— BEGIN Record set —
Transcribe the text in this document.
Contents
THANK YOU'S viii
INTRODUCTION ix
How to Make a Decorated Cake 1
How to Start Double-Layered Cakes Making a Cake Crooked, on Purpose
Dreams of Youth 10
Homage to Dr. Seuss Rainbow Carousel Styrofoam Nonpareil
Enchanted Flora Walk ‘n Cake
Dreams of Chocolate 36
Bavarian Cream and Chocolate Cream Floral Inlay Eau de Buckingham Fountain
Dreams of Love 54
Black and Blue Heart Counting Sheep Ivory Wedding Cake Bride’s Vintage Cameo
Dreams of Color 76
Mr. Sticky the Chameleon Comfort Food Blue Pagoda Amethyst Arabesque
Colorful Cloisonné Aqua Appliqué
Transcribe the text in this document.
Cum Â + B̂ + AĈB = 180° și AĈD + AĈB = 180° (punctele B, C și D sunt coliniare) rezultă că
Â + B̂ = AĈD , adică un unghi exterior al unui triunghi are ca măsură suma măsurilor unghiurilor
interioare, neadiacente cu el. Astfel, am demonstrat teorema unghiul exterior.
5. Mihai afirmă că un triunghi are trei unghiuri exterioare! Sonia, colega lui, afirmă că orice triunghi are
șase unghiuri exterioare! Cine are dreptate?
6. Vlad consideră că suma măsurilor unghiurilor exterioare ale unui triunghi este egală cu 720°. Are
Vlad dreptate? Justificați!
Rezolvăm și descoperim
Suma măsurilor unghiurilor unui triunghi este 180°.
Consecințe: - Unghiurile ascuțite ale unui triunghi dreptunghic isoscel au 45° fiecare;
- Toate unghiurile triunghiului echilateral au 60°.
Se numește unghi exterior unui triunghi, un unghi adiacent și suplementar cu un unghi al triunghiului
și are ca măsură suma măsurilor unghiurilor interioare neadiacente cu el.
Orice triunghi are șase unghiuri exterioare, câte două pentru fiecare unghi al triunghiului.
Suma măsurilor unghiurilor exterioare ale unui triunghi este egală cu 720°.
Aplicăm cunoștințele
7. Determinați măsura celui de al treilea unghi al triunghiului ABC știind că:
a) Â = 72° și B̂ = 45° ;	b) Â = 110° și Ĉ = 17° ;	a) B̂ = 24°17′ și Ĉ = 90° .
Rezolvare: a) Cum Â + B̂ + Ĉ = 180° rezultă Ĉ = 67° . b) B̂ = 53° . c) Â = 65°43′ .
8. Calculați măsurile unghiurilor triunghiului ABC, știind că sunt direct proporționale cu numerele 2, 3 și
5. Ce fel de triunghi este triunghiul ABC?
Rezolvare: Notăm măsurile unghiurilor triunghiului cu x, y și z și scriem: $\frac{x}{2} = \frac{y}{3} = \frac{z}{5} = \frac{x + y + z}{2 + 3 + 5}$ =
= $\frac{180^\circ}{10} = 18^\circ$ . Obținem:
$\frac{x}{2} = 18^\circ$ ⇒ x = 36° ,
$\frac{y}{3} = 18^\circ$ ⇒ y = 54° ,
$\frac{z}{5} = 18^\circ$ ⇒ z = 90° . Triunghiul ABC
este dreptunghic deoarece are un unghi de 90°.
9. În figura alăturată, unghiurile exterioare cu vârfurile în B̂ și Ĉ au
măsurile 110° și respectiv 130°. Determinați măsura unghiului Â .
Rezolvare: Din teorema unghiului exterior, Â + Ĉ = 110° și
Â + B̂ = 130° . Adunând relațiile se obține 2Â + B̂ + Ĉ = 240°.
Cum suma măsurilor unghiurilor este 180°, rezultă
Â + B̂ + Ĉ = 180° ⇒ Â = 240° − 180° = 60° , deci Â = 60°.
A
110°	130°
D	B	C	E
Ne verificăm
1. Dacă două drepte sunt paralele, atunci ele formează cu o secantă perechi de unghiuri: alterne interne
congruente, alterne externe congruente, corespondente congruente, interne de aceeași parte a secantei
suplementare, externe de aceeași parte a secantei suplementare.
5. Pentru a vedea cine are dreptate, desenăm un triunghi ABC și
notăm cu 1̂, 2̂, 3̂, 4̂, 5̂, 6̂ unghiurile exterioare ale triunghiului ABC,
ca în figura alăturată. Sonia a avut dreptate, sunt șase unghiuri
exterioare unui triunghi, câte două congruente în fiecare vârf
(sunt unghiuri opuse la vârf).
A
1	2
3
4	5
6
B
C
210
— END Record set —
Above are some records; extract every one of them exactly.

Transcribe the text in this document.
Contents
THANK YOU'S viii
INTRODUCTION ix
How to Make a Decorated Cake 1
How to Start Double-Layered Cakes Making a Cake Crooked, on Purpose
Dreams of Youth 10
Homage to Dr. Seuss Rainbow Carousel Styrofoam Nonpareil
Enchanted Flora Walk ‘n Cake
Dreams of Chocolate 36
Bavarian Cream and Chocolate Cream Floral Inlay Eau de Buckingham Fountain
Dreams of Love 54
Black and Blue Heart Counting Sheep Ivory Wedding Cake Bride’s Vintage Cameo
Dreams of Color 76
Mr. Sticky the Chameleon Comfort Food Blue Pagoda Amethyst Arabesque
Colorful Cloisonné Aqua Appliqué
Transcribe the text in this document.
Cum Â + B̂ + AĈB = 180° și AĈD + AĈB = 180° (punctele B, C și D sunt coliniare) rezultă că
Â + B̂ = AĈD , adică un unghi exterior al unui triunghi are ca măsură suma măsurilor unghiurilor
interioare, neadiacente cu el. Astfel, am demonstrat teorema unghiul exterior.
5. Mihai afirmă că un triunghi are trei unghiuri exterioare! Sonia, colega lui, afirmă că orice triunghi are
șase unghiuri exterioare! Cine are dreptate?
6. Vlad consideră că suma măsurilor unghiurilor exterioare ale unui triunghi este egală cu 720°. Are
Vlad dreptate? Justificați!
Rezolvăm și descoperim
Suma măsurilor unghiurilor unui triunghi este 180°.
Consecințe: - Unghiurile ascuțite ale unui triunghi dreptunghic isoscel au 45° fiecare;
- Toate unghiurile triunghiului echilateral au 60°.
Se numește unghi exterior unui triunghi, un unghi adiacent și suplementar cu un unghi al triunghiului
și are ca măsură suma măsurilor unghiurilor interioare neadiacente cu el.
Orice triunghi are șase unghiuri exterioare, câte două pentru fiecare unghi al triunghiului.
Suma măsurilor unghiurilor exterioare ale unui triunghi este egală cu 720°.
Aplicăm cunoștințele
7. Determinați măsura celui de al treilea unghi al triunghiului ABC știind că:
a) Â = 72° și B̂ = 45° ;	b) Â = 110° și Ĉ = 17° ;	a) B̂ = 24°17′ și Ĉ = 90° .
Rezolvare: a) Cum Â + B̂ + Ĉ = 180° rezultă Ĉ = 67° . b) B̂ = 53° . c) Â = 65°43′ .
8. Calculați măsurile unghiurilor triunghiului ABC, știind că sunt direct proporționale cu numerele 2, 3 și
5. Ce fel de triunghi este triunghiul ABC?
Rezolvare: Notăm măsurile unghiurilor triunghiului cu x, y și z și scriem: $\frac{x}{2} = \frac{y}{3} = \frac{z}{5} = \frac{x + y + z}{2 + 3 + 5}$ =
= $\frac{180^\circ}{10} = 18^\circ$ . Obținem:
$\frac{x}{2} = 18^\circ$ ⇒ x = 36° ,
$\frac{y}{3} = 18^\circ$ ⇒ y = 54° ,
$\frac{z}{5} = 18^\circ$ ⇒ z = 90° . Triunghiul ABC
este dreptunghic deoarece are un unghi de 90°.
9. În figura alăturată, unghiurile exterioare cu vârfurile în B̂ și Ĉ au
măsurile 110° și respectiv 130°. Determinați măsura unghiului Â .
Rezolvare: Din teorema unghiului exterior, Â + Ĉ = 110° și
Â + B̂ = 130° . Adunând relațiile se obține 2Â + B̂ + Ĉ = 240°.
Cum suma măsurilor unghiurilor este 180°, rezultă
Â + B̂ + Ĉ = 180° ⇒ Â = 240° − 180° = 60° , deci Â = 60°.
A
110°	130°
D	B	C	E
Ne verificăm
1. Dacă două drepte sunt paralele, atunci ele formează cu o secantă perechi de unghiuri: alterne interne
congruente, alterne externe congruente, corespondente congruente, interne de aceeași parte a secantei
suplementare, externe de aceeași parte a secantei suplementare.
5. Pentru a vedea cine are dreptate, desenăm un triunghi ABC și
notăm cu 1̂, 2̂, 3̂, 4̂, 5̂, 6̂ unghiurile exterioare ale triunghiului ABC,
ca în figura alăturată. Sonia a avut dreptate, sunt șase unghiuri
exterioare unui triunghi, câte două congruente în fiecare vârf
(sunt unghiuri opuse la vârf).
A
1	2
3
4	5
6
B
C
210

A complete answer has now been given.